Collected data entries:
[Start]

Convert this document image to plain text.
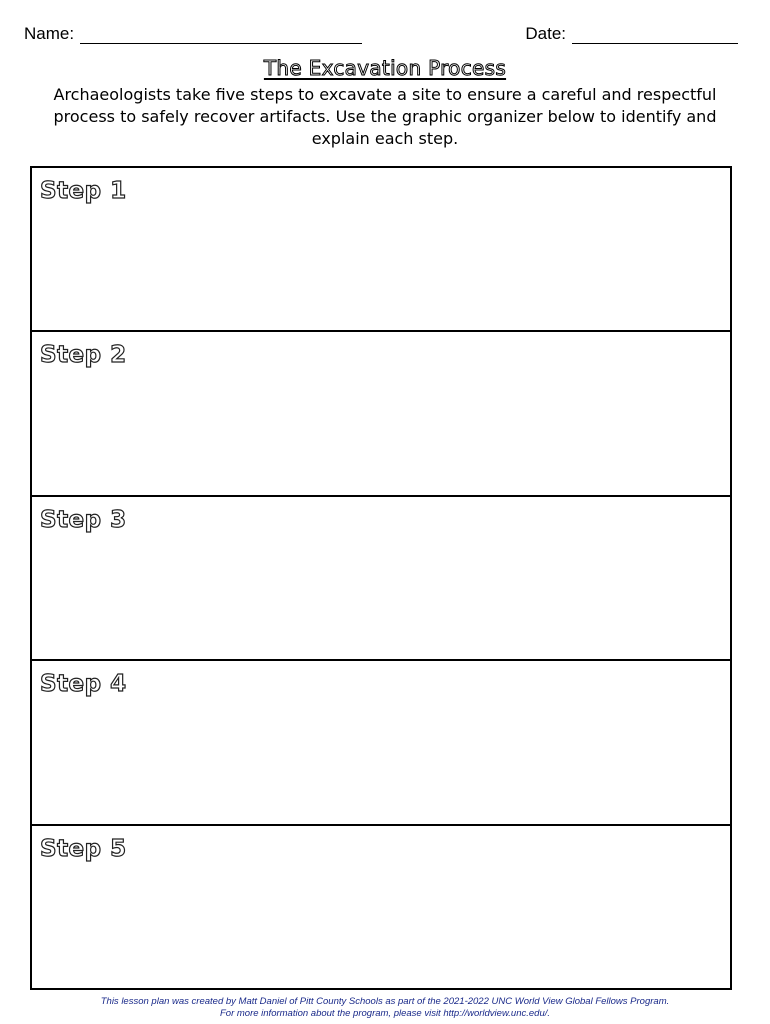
Name:	Date:
The Excavation Process
Archaeologists take five steps to excavate a site to ensure a careful and respectful process to safely recover artifacts. Use the graphic organizer below to identify and explain each step.
Step 1
Step 2
Step 3
Step 4
Step 5
This lesson plan was created by Matt Daniel of Pitt County Schools as part of the 2021-2022 UNC World View Global Fellows Program.
For more information about the program, please visit http://worldview.unc.edu/.
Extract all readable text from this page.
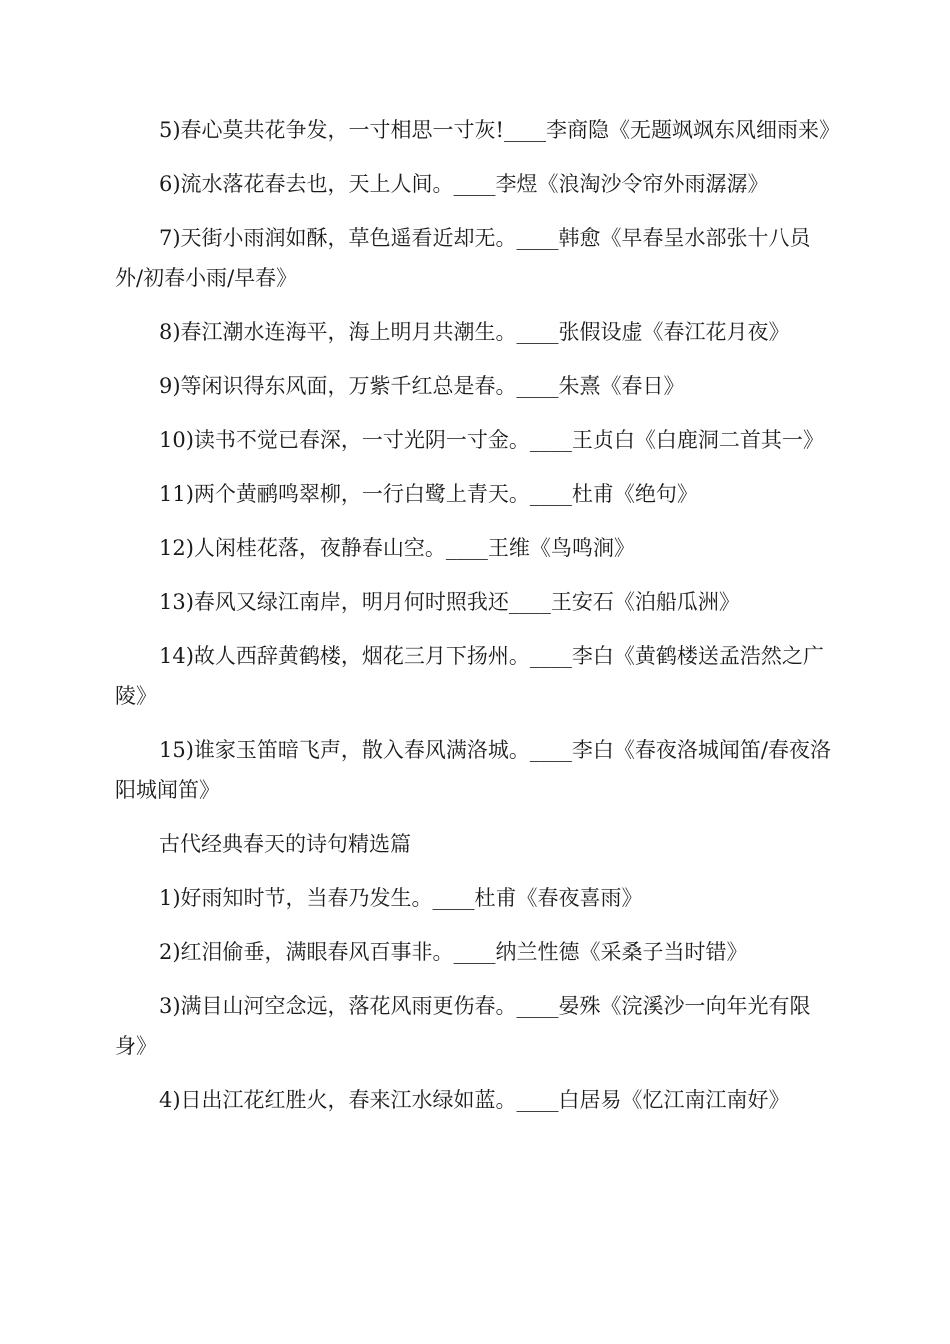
5)春心莫共花争发，一寸相思一寸灰!____李商隐《无题飒飒东风细雨来》

6)流水落花春去也，天上人间。____李煜《浪淘沙令帘外雨潺潺》

7)天街小雨润如酥，草色遥看近却无。____韩愈《早春呈水部张十八员外/初春小雨/早春》

8)春江潮水连海平，海上明月共潮生。____张假设虚《春江花月夜》

9)等闲识得东风面，万紫千红总是春。____朱熹《春日》

10)读书不觉已春深，一寸光阴一寸金。____王贞白《白鹿洞二首其一》

11)两个黄鹂鸣翠柳，一行白鹭上青天。____杜甫《绝句》

12)人闲桂花落，夜静春山空。____王维《鸟鸣涧》

13)春风又绿江南岸，明月何时照我还____王安石《泊船瓜洲》

14)故人西辞黄鹤楼，烟花三月下扬州。____李白《黄鹤楼送孟浩然之广陵》

15)谁家玉笛暗飞声，散入春风满洛城。____李白《春夜洛城闻笛/春夜洛阳城闻笛》

古代经典春天的诗句精选篇

1)好雨知时节，当春乃发生。____杜甫《春夜喜雨》

2)红泪偷垂，满眼春风百事非。____纳兰性德《采桑子当时错》

3)满目山河空念远，落花风雨更伤春。____晏殊《浣溪沙一向年光有限身》

4)日出江花红胜火，春来江水绿如蓝。____白居易《忆江南江南好》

[End]

Take every line that includes the string "text" and copy it.

Convert this document image to plain text.
Extract all readable text from this page.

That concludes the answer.